▶ [What the task requires]
Find each line with the string "Mông" and report it.

Dataset items
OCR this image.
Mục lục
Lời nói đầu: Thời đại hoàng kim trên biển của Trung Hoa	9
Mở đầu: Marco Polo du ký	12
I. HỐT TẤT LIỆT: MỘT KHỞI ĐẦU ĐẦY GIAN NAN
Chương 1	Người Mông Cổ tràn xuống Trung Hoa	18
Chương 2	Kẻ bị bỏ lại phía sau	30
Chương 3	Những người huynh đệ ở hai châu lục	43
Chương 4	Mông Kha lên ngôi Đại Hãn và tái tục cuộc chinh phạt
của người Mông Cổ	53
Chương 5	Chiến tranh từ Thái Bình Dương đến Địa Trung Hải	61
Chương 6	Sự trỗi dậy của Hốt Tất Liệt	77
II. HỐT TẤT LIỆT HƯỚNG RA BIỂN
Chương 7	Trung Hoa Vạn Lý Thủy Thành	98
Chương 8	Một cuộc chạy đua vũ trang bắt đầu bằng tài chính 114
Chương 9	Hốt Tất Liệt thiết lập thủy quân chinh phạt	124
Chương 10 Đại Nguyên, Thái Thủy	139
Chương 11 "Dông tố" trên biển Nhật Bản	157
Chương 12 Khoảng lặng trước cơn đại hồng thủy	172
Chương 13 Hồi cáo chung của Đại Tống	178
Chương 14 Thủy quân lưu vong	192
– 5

▶ [Response]
Chương 1	Người Mông Cổ tràn xuống Trung Hoa	18
Chương 4	Mông Kha lên ngôi Đại Hãn và tái tục cuộc chinh phạt
của người Mông Cổ	53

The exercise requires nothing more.